***** TEKS DOKUMEN

Apa yang Diinginkan Rusia dari Eskalasi Israel-Iran: Kekacauan Itu Baik, Perang itu Buruk

Rusia bergantung pada Iran untuk dukungan militer di Ukraina, tetapi memiliki hubungan yang kompleks dengan Hizbullah.

BY 4adminEdited Sun,06 Oct 2024,05:43 PM
Presiden Rusia Vladimir Putin, kiri, dan Sekretaris Dewan Keamanan Nasional Tertinggi Iran Ali Akbar Ahmadian, kanan, berjabat tangan selama pertemuan mereka di sela-sela pertemuan BRICS di St Petersburg, Rusia, Kamis, 12 September 2024. Sumber foto: Alj

Oleh: Niko Vorobyov, wartawan Aljazeera.

Anna Levina, seorang peneliti Rusia dan fotografer-dokumenter yang tinggal di Beirut, telah menimbun persediaan untuk persiapan serangan Israel ke Lebanon, dan dia masih menyimpan barang-barang yang tidak mudah rusak di dapurnya sejak Oktober lalu, ketika Hizbullah dan Israel mulai saling menembakkan rudal.

**********

| PERMINTAAN TERTULIS 1 |
Jawab berdasarkan artikel tentang Rusia dan eskalasi Israel-Iran:
(a) Untuk dukungan apa Rusia bergantung pada Iran di Ukraina?
(b) Di kota mana Putin dan Ali Akbar Ahmadian berjabat tangan pada 12 September 2024?
(c) Di kota mana Anna Levina tinggal?
| PERMINTAAN TERTULIS 2 |
Salin bagian artikel tentang Rusia dan eskalasi Israel-Iran dari "Oleh: Niko Vorobyov, wartawan" sampai "saling menembakkan rudal." tanpa mengubah satu kata pun.
| PERMINTAAN TERTULIS 3 |
Lanjutkan artikel tentang Rusia dan eskalasi Israel-Iran, dimulai sesudah kalimat terakhirnya.
Baris-baris sesudah artikel ini adalah bahan tersendiri.

***** BARIS YANG DITAMPILKAN

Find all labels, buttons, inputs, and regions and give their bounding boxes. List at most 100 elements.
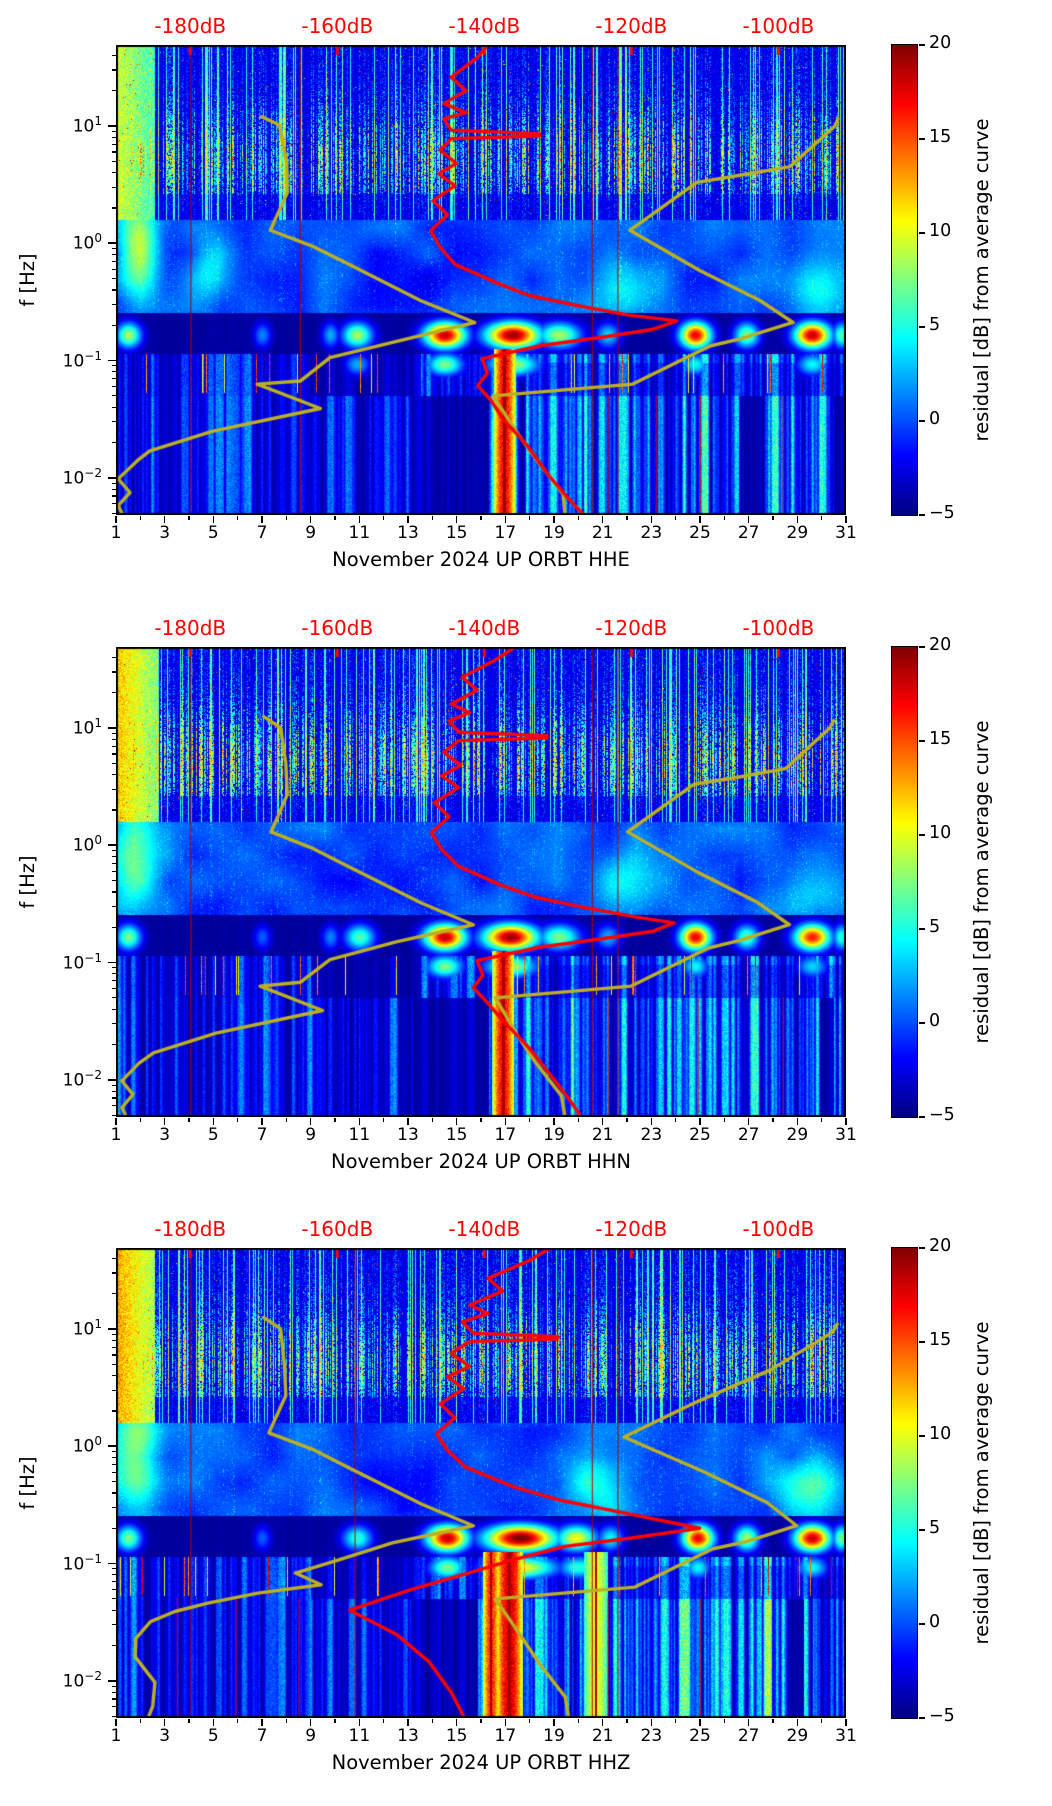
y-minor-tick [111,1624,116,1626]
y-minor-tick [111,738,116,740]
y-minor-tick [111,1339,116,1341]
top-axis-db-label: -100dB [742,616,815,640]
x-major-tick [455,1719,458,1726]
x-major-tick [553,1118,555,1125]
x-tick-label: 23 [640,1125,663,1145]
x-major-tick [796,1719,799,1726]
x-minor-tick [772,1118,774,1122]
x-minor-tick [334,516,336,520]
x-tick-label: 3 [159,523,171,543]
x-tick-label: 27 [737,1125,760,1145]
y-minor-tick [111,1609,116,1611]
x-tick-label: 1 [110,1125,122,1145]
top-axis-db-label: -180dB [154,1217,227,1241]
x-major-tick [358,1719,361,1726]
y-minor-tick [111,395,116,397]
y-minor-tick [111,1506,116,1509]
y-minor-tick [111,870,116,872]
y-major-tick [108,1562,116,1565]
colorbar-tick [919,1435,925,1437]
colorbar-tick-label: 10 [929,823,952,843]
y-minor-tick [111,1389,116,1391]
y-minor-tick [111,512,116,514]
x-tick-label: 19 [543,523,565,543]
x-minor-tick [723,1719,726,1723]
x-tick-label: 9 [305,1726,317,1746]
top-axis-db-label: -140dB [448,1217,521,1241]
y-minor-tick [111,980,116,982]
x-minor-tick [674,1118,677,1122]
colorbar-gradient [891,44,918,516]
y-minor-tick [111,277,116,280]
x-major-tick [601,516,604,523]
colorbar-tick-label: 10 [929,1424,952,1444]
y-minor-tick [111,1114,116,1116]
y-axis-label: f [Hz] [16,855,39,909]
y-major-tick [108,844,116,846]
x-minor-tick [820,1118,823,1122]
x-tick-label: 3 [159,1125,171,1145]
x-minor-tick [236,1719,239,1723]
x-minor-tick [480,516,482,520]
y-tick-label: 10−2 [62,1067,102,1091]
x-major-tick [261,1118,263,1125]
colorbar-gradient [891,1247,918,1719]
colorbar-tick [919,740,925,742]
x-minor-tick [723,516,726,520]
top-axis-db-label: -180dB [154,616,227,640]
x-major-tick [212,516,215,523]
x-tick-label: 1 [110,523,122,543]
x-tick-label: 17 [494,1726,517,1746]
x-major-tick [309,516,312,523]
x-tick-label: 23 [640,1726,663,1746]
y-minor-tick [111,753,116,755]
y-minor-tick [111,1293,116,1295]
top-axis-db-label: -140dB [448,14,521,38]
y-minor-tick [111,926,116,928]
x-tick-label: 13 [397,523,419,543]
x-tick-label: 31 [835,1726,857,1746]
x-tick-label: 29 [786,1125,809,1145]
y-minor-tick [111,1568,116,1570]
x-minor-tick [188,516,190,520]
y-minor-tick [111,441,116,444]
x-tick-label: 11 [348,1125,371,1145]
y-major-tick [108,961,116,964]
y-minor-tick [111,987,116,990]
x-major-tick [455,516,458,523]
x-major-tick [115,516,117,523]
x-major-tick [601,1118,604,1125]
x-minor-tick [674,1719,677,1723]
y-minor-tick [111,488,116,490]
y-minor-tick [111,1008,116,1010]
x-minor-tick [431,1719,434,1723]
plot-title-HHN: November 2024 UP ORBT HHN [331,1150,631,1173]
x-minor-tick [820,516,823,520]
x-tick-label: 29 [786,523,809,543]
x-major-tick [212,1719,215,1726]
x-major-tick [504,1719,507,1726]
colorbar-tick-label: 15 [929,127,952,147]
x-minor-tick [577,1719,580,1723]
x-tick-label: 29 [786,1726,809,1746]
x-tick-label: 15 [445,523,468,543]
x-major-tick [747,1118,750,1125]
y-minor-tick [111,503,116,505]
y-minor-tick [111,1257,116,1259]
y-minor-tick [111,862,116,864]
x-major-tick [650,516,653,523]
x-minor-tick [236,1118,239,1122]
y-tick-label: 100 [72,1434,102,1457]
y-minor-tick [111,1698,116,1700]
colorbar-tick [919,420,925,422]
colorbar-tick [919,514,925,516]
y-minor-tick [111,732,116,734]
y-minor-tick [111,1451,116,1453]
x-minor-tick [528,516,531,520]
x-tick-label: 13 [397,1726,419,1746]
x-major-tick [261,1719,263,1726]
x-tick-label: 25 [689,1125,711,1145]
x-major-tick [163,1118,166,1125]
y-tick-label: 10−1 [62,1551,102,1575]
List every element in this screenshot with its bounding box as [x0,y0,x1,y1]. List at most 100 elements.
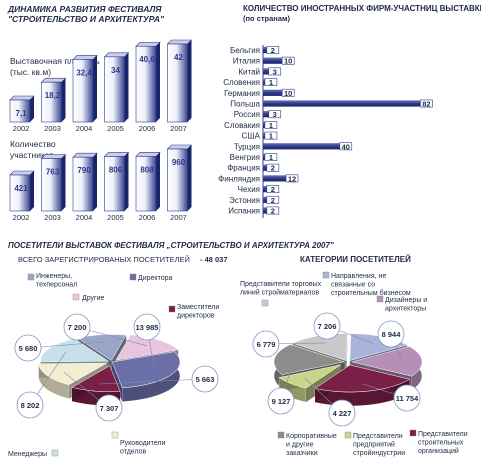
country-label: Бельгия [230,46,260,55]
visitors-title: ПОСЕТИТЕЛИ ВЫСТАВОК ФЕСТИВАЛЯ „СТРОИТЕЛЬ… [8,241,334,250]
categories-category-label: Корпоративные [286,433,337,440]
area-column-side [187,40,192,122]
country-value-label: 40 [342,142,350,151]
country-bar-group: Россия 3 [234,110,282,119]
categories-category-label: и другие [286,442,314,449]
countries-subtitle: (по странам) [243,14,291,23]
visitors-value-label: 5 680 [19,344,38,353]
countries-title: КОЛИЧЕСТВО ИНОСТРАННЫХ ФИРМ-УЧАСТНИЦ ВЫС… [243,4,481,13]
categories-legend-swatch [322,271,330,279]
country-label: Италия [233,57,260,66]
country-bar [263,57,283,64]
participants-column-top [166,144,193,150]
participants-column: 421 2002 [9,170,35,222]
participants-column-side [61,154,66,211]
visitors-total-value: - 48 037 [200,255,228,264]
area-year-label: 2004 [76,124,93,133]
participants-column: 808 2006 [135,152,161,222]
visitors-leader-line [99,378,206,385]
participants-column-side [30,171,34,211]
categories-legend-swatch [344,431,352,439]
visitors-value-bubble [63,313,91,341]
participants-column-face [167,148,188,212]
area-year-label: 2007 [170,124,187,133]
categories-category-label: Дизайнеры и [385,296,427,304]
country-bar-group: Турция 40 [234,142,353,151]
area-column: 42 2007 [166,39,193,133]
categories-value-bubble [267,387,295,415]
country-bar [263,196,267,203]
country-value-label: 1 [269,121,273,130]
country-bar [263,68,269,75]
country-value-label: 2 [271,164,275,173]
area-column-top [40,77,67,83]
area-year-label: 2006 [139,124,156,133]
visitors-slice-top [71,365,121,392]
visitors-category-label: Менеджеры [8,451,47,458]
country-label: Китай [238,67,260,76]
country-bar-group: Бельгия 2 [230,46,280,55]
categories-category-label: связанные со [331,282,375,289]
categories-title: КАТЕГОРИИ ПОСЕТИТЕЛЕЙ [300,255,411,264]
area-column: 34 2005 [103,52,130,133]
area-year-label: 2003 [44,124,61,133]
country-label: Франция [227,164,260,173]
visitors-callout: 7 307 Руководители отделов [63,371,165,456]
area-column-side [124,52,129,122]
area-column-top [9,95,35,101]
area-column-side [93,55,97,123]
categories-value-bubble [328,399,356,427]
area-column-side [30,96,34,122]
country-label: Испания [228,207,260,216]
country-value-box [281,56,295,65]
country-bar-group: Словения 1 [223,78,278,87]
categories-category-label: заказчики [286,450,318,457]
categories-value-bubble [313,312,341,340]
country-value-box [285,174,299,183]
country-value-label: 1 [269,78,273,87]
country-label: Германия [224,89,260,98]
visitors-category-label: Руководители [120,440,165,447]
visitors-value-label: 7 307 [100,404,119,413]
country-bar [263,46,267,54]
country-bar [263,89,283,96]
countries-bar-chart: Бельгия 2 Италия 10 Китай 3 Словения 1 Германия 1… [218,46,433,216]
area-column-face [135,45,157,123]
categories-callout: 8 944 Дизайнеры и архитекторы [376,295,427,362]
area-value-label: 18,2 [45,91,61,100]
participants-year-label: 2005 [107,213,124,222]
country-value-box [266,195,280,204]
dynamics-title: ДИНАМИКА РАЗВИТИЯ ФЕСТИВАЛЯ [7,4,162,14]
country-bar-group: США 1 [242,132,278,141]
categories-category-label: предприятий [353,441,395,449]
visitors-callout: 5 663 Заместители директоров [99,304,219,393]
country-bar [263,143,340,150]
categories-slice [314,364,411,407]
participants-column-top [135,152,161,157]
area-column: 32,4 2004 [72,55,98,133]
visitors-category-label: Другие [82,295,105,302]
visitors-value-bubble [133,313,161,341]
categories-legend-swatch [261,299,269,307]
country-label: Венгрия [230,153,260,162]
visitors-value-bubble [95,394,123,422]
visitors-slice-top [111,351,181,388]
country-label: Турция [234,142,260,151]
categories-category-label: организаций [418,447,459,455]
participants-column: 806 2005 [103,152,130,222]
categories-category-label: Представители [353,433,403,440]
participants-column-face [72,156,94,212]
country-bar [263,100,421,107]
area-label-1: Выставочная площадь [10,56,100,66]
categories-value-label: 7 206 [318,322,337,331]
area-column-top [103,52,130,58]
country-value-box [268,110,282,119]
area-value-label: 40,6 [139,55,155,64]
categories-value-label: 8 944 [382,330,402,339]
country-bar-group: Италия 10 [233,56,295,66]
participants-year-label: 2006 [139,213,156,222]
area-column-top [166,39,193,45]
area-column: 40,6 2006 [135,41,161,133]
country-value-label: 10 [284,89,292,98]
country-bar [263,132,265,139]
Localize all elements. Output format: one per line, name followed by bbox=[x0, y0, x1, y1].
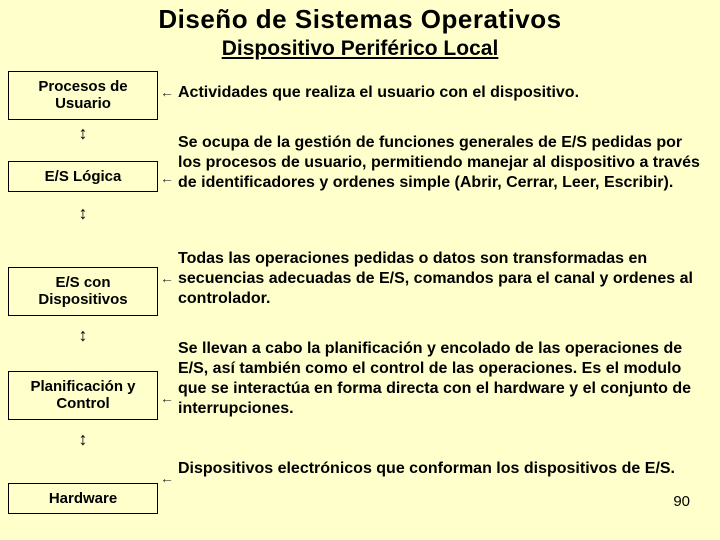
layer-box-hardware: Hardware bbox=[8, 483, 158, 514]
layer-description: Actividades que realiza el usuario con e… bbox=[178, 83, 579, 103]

**********

| HASIL 1 |
(a) Dukungan militer.
(b) St Petersburg, Rusia.
(c) Beirut.

| HASIL 2 |
Oleh: Niko Vorobyov, wartawan Aljazeera.

Anna Levina, seorang peneliti Rusia dan fotografer-dokumenter yang tinggal di Beirut, telah menimbun persediaan untuk persiapan serangan Israel ke Lebanon, dan dia masih menyimpan barang-barang yang tidak mudah rusak di dapurnya sejak Oktober lalu, ketika Hizbullah dan Israel mulai saling menembakkan rudal.

| HASIL 3 |
"Perasaan itu, tentu saja, tidak mengenakkan, tetapi saya telah menunggu momen ini selama setahun," kata Levina, tentang peningkatan dramatis dalam serangan rudal Israel di banyak bagian Lebanon, termasuk Beirut, selama dua minggu terakhir, yang menewaskan lebih dari 2.000 orang. Pada hari Selasa, Israel juga mengumumkan dimulainya operasi darat di Lebanon selatan, tempat pasukannya sejak itu terkunci dalam pertempuran dengan para pejuang Hizbullah.

Levina berbicara tentang bagaimana Israel "mengebom bangunan-bangunan perumahan, dan baru saja terjadi serangan udara lain tiga kilometer dari saya terhadap beberapa pusat medis."

"Sulit untuk mengatasi hal ini secara manusiawi," katanya.

Bagi Rusia, negaranya, perang yang meluas antara Israel dan negara-negara tetangganya juga sulit secara strategis, kata para analis.

Kebijakan luar negeri Rusia di bawah Presiden Vladimir Putin telah berputar di sekitar "dunia multipolar," sebuah alternatif terhadap tatanan dunia yang dipimpin AS. Dengan meningkatnya prospek konfrontasi langsung antara Israel dan Iran, dan perang yang juga meluas secara signifikan ke Lebanon, apa arti krisis terbaru ini bagi kepentingan Rusia sebagai kekuatan global?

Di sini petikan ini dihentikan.